> _STATED EXERCISE_
Give back the full material, exactly as it reads.
··· RECORD EXTRACTS ···
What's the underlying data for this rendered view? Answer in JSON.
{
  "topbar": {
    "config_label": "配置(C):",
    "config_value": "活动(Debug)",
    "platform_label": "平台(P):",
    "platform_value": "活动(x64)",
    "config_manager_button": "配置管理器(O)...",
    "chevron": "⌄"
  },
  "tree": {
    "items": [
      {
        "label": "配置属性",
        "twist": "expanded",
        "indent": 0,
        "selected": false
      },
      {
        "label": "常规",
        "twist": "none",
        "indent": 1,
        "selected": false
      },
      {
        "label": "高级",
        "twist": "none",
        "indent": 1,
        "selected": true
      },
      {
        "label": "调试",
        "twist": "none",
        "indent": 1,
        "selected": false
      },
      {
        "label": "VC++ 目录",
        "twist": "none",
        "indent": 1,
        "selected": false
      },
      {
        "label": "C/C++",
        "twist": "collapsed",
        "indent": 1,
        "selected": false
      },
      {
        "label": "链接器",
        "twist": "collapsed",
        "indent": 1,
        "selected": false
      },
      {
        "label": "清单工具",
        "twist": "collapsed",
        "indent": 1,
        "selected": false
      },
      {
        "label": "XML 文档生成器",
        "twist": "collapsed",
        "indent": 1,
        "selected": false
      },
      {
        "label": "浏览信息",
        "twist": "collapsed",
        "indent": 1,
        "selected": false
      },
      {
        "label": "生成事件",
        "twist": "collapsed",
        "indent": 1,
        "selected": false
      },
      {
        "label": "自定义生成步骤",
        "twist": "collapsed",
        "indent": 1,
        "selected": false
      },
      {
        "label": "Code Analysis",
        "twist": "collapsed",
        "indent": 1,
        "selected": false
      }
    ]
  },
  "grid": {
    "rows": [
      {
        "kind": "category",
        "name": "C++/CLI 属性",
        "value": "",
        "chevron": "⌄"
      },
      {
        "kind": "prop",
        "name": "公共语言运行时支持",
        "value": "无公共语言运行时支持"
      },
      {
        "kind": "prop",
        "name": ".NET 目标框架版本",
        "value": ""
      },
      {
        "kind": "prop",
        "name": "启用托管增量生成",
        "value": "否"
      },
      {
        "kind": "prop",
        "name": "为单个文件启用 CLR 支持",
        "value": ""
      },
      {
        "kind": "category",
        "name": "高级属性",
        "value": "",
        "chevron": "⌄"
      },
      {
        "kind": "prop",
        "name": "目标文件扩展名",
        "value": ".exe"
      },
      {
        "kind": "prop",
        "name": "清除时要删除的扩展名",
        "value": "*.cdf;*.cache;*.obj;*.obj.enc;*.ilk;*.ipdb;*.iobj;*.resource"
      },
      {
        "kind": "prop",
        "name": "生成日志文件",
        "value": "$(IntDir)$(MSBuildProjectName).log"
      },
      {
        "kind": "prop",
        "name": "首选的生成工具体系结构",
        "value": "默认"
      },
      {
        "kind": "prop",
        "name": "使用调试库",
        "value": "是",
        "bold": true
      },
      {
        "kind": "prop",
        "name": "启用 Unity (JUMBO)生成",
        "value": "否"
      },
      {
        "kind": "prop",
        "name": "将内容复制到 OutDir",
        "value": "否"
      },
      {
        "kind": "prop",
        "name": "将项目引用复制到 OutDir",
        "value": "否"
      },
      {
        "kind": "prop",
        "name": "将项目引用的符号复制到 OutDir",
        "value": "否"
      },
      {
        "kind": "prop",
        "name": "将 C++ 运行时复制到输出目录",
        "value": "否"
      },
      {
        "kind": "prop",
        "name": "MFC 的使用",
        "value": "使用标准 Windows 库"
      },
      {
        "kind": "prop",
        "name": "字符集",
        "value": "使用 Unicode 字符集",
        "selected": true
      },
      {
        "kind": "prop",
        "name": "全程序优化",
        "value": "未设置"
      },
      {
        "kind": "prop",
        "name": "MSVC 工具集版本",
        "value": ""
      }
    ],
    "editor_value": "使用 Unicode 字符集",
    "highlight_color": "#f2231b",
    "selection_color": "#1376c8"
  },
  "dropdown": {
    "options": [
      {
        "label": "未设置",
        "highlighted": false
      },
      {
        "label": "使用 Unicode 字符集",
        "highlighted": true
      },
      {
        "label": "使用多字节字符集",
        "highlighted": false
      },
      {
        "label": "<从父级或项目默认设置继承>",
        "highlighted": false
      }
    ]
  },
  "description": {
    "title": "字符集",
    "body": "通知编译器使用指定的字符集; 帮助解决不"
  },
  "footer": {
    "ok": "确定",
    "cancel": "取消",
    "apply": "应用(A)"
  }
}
···
> _EXERCISE RESPONSE_
What's the underlying data for this rendered view? Answer in JSON.
{
  "topbar": {
    "config_label": "配置(C):",
    "config_value": "活动(Debug)",
    "platform_label": "平台(P):",
    "platform_value": "活动(x64)",
    "config_manager_button": "配置管理器(O)...",
    "chevron": "⌄"
  },
  "tree": {
    "items": [
      {
        "label": "配置属性",
        "twist": "expanded",
        "indent": 0,
        "selected": false
      },
      {
        "label": "常规",
        "twist": "none",
        "indent": 1,
        "selected": false
      },
      {
        "label": "高级",
        "twist": "none",
        "indent": 1,
        "selected": true
      },
      {
        "label": "调试",
        "twist": "none",
        "indent": 1,
        "selected": false
      },
      {
        "label": "VC++ 目录",
        "twist": "none",
        "indent": 1,
        "selected": false
      },
      {
        "label": "C/C++",
        "twist": "collapsed",
        "indent": 1,
        "selected": false
      },
      {
        "label": "链接器",
        "twist": "collapsed",
        "indent": 1,
        "selected": false
      },
      {
        "label": "清单工具",
        "twist": "collapsed",
        "indent": 1,
        "selected": false
      },
      {
        "label": "XML 文档生成器",
        "twist": "collapsed",
        "indent": 1,
        "selected": false
      },
      {
        "label": "浏览信息",
        "twist": "collapsed",
        "indent": 1,
        "selected": false
      },
      {
        "label": "生成事件",
        "twist": "collapsed",
        "indent": 1,
        "selected": false
      },
      {
        "label": "自定义生成步骤",
        "twist": "collapsed",
        "indent": 1,
        "selected": false
      },
      {
        "label": "Code Analysis",
        "twist": "collapsed",
        "indent": 1,
        "selected": false
      }
    ]
  },
  "grid": {
    "rows": [
      {
        "kind": "category",
        "name": "C++/CLI 属性",
        "value": "",
        "chevron": "⌄"
      },
      {
        "kind": "prop",
        "name": "公共语言运行时支持",
        "value": "无公共语言运行时支持"
      },
      {
        "kind": "prop",
        "name": ".NET 目标框架版本",
        "value": ""
      },
      {
        "kind": "prop",
        "name": "启用托管增量生成",
        "value": "否"
      },
      {
        "kind": "prop",
        "name": "为单个文件启用 CLR 支持",
        "value": ""
      },
      {
        "kind": "category",
        "name": "高级属性",
        "value": "",
        "chevron": "⌄"
      },
      {
        "kind": "prop",
        "name": "目标文件扩展名",
        "value": ".exe"
      },
      {
        "kind": "prop",
        "name": "清除时要删除的扩展名",
        "value": "*.cdf;*.cache;*.obj;*.obj.enc;*.ilk;*.ipdb;*.iobj;*.resource"
      },
      {
        "kind": "prop",
        "name": "生成日志文件",
        "value": "$(IntDir)$(MSBuildProjectName).log"
      },
      {
        "kind": "prop",
        "name": "首选的生成工具体系结构",
        "value": "默认"
      },
      {
        "kind": "prop",
        "name": "使用调试库",
        "value": "是",
        "bold": true
      },
      {
        "kind": "prop",
        "name": "启用 Unity (JUMBO)生成",
        "value": "否"
      },
      {
        "kind": "prop",
        "name": "将内容复制到 OutDir",
        "value": "否"
      },
      {
        "kind": "prop",
        "name": "将项目引用复制到 OutDir",
        "value": "否"
      },
      {
        "kind": "prop",
        "name": "将项目引用的符号复制到 OutDir",
        "value": "否"
      },
      {
        "kind": "prop",
        "name": "将 C++ 运行时复制到输出目录",
        "value": "否"
      },
      {
        "kind": "prop",
        "name": "MFC 的使用",
        "value": "使用标准 Windows 库"
      },
      {
        "kind": "prop",
        "name": "字符集",
        "value": "使用 Unicode 字符集",
        "selected": true
      },
      {
        "kind": "prop",
        "name": "全程序优化",
        "value": "未设置"
      },
      {
        "kind": "prop",
        "name": "MSVC 工具集版本",
        "value": ""
      }
    ],
    "editor_value": "使用 Unicode 字符集",
    "highlight_color": "#f2231b",
    "selection_color": "#1376c8"
  },
  "dropdown": {
    "options": [
      {
        "label": "未设置",
        "highlighted": false
      },
      {
        "label": "使用 Unicode 字符集",
        "highlighted": true
      },
      {
        "label": "使用多字节字符集",
        "highlighted": false
      },
      {
        "label": "<从父级或项目默认设置继承>",
        "highlighted": false
      }
    ]
  },
  "description": {
    "title": "字符集",
    "body": "通知编译器使用指定的字符集; 帮助解决不"
  },
  "footer": {
    "ok": "确定",
    "cancel": "取消",
    "apply": "应用(A)"
  }
}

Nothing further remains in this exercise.